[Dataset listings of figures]
— BEGIN —
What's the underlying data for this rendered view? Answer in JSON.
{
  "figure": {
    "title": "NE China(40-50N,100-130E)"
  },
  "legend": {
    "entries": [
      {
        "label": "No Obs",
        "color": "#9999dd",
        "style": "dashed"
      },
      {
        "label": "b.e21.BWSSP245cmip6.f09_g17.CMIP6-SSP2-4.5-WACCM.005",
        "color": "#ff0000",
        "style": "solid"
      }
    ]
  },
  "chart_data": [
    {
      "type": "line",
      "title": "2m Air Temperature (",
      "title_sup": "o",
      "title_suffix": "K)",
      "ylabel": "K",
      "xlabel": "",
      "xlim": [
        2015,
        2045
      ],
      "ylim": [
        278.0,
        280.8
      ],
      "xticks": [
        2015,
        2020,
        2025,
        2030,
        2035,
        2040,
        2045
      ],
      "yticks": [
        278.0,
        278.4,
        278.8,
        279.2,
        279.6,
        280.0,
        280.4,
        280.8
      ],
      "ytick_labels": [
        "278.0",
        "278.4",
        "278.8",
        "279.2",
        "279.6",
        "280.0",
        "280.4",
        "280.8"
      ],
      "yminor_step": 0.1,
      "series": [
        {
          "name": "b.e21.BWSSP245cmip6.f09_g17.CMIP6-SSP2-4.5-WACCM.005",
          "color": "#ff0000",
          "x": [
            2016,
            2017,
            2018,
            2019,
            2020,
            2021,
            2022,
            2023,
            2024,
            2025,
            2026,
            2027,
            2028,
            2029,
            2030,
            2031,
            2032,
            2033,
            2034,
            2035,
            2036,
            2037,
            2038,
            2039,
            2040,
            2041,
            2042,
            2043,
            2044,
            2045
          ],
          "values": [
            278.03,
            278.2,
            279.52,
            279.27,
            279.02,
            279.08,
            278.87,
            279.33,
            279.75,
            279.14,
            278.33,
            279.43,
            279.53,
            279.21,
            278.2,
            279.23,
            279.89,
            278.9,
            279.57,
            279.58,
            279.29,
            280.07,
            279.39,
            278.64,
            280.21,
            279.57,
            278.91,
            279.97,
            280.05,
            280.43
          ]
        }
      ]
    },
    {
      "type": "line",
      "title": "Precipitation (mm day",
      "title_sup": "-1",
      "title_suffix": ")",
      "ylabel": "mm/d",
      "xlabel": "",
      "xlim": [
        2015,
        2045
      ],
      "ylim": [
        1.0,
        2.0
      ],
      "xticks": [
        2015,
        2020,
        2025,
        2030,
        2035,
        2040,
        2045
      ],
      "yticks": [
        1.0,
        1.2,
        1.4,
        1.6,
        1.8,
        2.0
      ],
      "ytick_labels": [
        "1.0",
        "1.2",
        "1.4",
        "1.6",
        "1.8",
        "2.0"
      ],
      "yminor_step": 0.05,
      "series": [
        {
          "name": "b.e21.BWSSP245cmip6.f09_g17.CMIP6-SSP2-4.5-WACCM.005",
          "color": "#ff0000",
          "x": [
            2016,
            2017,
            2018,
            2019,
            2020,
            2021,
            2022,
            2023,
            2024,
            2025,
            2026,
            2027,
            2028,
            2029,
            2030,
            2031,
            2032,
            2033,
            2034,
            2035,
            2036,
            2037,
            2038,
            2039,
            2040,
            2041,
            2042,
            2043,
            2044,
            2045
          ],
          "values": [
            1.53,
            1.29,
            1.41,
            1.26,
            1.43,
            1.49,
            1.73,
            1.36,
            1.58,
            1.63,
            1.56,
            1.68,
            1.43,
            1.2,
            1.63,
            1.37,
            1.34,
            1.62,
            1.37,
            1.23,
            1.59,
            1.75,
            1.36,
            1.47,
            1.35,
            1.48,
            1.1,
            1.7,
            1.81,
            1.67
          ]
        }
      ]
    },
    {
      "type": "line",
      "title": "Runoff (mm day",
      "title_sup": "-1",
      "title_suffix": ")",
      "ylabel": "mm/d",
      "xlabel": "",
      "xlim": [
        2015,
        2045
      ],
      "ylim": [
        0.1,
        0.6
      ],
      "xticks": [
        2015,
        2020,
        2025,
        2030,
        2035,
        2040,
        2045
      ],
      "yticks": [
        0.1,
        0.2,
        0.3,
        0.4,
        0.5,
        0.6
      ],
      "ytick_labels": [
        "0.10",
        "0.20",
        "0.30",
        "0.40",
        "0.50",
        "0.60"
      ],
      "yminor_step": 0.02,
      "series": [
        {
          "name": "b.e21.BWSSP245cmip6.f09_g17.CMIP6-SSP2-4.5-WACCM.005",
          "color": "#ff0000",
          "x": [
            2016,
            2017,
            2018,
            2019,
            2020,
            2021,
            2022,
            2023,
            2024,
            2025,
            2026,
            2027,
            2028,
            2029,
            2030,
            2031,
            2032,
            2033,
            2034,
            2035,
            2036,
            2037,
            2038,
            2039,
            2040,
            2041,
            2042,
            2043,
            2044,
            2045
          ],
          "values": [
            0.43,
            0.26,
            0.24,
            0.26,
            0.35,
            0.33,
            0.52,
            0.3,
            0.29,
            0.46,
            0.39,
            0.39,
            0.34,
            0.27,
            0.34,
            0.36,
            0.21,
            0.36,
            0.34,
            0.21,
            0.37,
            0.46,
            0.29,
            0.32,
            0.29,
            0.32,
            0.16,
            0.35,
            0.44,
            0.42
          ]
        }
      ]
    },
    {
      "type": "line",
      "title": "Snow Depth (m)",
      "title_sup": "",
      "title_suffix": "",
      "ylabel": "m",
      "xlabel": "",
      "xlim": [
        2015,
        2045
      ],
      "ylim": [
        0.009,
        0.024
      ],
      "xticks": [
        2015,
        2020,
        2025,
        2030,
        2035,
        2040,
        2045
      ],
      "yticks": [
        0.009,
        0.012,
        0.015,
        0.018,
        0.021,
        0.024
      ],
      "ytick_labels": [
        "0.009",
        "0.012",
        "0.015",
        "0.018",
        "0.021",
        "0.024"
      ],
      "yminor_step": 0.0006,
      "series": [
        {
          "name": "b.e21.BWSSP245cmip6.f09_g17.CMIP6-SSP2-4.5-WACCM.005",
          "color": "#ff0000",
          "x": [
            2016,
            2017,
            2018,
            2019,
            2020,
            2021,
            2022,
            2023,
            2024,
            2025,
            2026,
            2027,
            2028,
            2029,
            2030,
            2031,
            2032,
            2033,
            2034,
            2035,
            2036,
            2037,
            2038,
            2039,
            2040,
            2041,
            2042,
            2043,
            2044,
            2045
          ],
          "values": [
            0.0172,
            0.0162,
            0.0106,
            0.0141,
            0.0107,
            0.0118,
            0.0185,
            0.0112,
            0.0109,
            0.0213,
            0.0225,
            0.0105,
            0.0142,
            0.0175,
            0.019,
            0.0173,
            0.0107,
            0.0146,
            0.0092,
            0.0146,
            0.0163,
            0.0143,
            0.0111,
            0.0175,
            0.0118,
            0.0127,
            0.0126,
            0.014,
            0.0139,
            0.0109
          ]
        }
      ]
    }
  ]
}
— END —
→ **STATED PROBLEM**
Transcribe each entry exactly.

→ **ANSWER FOR THE TASK**
What's the underlying data for this rendered view? Answer in JSON.
{
  "figure": {
    "title": "NE China(40-50N,100-130E)"
  },
  "legend": {
    "entries": [
      {
        "label": "No Obs",
        "color": "#9999dd",
        "style": "dashed"
      },
      {
        "label": "b.e21.BWSSP245cmip6.f09_g17.CMIP6-SSP2-4.5-WACCM.005",
        "color": "#ff0000",
        "style": "solid"
      }
    ]
  },
  "chart_data": [
    {
      "type": "line",
      "title": "2m Air Temperature (",
      "title_sup": "o",
      "title_suffix": "K)",
      "ylabel": "K",
      "xlabel": "",
      "xlim": [
        2015,
        2045
      ],
      "ylim": [
        278.0,
        280.8
      ],
      "xticks": [
        2015,
        2020,
        2025,
        2030,
        2035,
        2040,
        2045
      ],
      "yticks": [
        278.0,
        278.4,
        278.8,
        279.2,
        279.6,
        280.0,
        280.4,
        280.8
      ],
      "ytick_labels": [
        "278.0",
        "278.4",
        "278.8",
        "279.2",
        "279.6",
        "280.0",
        "280.4",
        "280.8"
      ],
      "yminor_step": 0.1,
      "series": [
        {
          "name": "b.e21.BWSSP245cmip6.f09_g17.CMIP6-SSP2-4.5-WACCM.005",
          "color": "#ff0000",
          "x": [
            2016,
            2017,
            2018,
            2019,
            2020,
            2021,
            2022,
            2023,
            2024,
            2025,
            2026,
            2027,
            2028,
            2029,
            2030,
            2031,
            2032,
            2033,
            2034,
            2035,
            2036,
            2037,
            2038,
            2039,
            2040,
            2041,
            2042,
            2043,
            2044,
            2045
          ],
          "values": [
            278.03,
            278.2,
            279.52,
            279.27,
            279.02,
            279.08,
            278.87,
            279.33,
            279.75,
            279.14,
            278.33,
            279.43,
            279.53,
            279.21,
            278.2,
            279.23,
            279.89,
            278.9,
            279.57,
            279.58,
            279.29,
            280.07,
            279.39,
            278.64,
            280.21,
            279.57,
            278.91,
            279.97,
            280.05,
            280.43
          ]
        }
      ]
    },
    {
      "type": "line",
      "title": "Precipitation (mm day",
      "title_sup": "-1",
      "title_suffix": ")",
      "ylabel": "mm/d",
      "xlabel": "",
      "xlim": [
        2015,
        2045
      ],
      "ylim": [
        1.0,
        2.0
      ],
      "xticks": [
        2015,
        2020,
        2025,
        2030,
        2035,
        2040,
        2045
      ],
      "yticks": [
        1.0,
        1.2,
        1.4,
        1.6,
        1.8,
        2.0
      ],
      "ytick_labels": [
        "1.0",
        "1.2",
        "1.4",
        "1.6",
        "1.8",
        "2.0"
      ],
      "yminor_step": 0.05,
      "series": [
        {
          "name": "b.e21.BWSSP245cmip6.f09_g17.CMIP6-SSP2-4.5-WACCM.005",
          "color": "#ff0000",
          "x": [
            2016,
            2017,
            2018,
            2019,
            2020,
            2021,
            2022,
            2023,
            2024,
            2025,
            2026,
            2027,
            2028,
            2029,
            2030,
            2031,
            2032,
            2033,
            2034,
            2035,
            2036,
            2037,
            2038,
            2039,
            2040,
            2041,
            2042,
            2043,
            2044,
            2045
          ],
          "values": [
            1.53,
            1.29,
            1.41,
            1.26,
            1.43,
            1.49,
            1.73,
            1.36,
            1.58,
            1.63,
            1.56,
            1.68,
            1.43,
            1.2,
            1.63,
            1.37,
            1.34,
            1.62,
            1.37,
            1.23,
            1.59,
            1.75,
            1.36,
            1.47,
            1.35,
            1.48,
            1.1,
            1.7,
            1.81,
            1.67
          ]
        }
      ]
    },
    {
      "type": "line",
      "title": "Runoff (mm day",
      "title_sup": "-1",
      "title_suffix": ")",
      "ylabel": "mm/d",
      "xlabel": "",
      "xlim": [
        2015,
        2045
      ],
      "ylim": [
        0.1,
        0.6
      ],
      "xticks": [
        2015,
        2020,
        2025,
        2030,
        2035,
        2040,
        2045
      ],
      "yticks": [
        0.1,
        0.2,
        0.3,
        0.4,
        0.5,
        0.6
      ],
      "ytick_labels": [
        "0.10",
        "0.20",
        "0.30",
        "0.40",
        "0.50",
        "0.60"
      ],
      "yminor_step": 0.02,
      "series": [
        {
          "name": "b.e21.BWSSP245cmip6.f09_g17.CMIP6-SSP2-4.5-WACCM.005",
          "color": "#ff0000",
          "x": [
            2016,
            2017,
            2018,
            2019,
            2020,
            2021,
            2022,
            2023,
            2024,
            2025,
            2026,
            2027,
            2028,
            2029,
            2030,
            2031,
            2032,
            2033,
            2034,
            2035,
            2036,
            2037,
            2038,
            2039,
            2040,
            2041,
            2042,
            2043,
            2044,
            2045
          ],
          "values": [
            0.43,
            0.26,
            0.24,
            0.26,
            0.35,
            0.33,
            0.52,
            0.3,
            0.29,
            0.46,
            0.39,
            0.39,
            0.34,
            0.27,
            0.34,
            0.36,
            0.21,
            0.36,
            0.34,
            0.21,
            0.37,
            0.46,
            0.29,
            0.32,
            0.29,
            0.32,
            0.16,
            0.35,
            0.44,
            0.42
          ]
        }
      ]
    },
    {
      "type": "line",
      "title": "Snow Depth (m)",
      "title_sup": "",
      "title_suffix": "",
      "ylabel": "m",
      "xlabel": "",
      "xlim": [
        2015,
        2045
      ],
      "ylim": [
        0.009,
        0.024
      ],
      "xticks": [
        2015,
        2020,
        2025,
        2030,
        2035,
        2040,
        2045
      ],
      "yticks": [
        0.009,
        0.012,
        0.015,
        0.018,
        0.021,
        0.024
      ],
      "ytick_labels": [
        "0.009",
        "0.012",
        "0.015",
        "0.018",
        "0.021",
        "0.024"
      ],
      "yminor_step": 0.0006,
      "series": [
        {
          "name": "b.e21.BWSSP245cmip6.f09_g17.CMIP6-SSP2-4.5-WACCM.005",
          "color": "#ff0000",
          "x": [
            2016,
            2017,
            2018,
            2019,
            2020,
            2021,
            2022,
            2023,
            2024,
            2025,
            2026,
            2027,
            2028,
            2029,
            2030,
            2031,
            2032,
            2033,
            2034,
            2035,
            2036,
            2037,
            2038,
            2039,
            2040,
            2041,
            2042,
            2043,
            2044,
            2045
          ],
          "values": [
            0.0172,
            0.0162,
            0.0106,
            0.0141,
            0.0107,
            0.0118,
            0.0185,
            0.0112,
            0.0109,
            0.0213,
            0.0225,
            0.0105,
            0.0142,
            0.0175,
            0.019,
            0.0173,
            0.0107,
            0.0146,
            0.0092,
            0.0146,
            0.0163,
            0.0143,
            0.0111,
            0.0175,
            0.0118,
            0.0127,
            0.0126,
            0.014,
            0.0139,
            0.0109
          ]
        }
      ]
    }
  ]
}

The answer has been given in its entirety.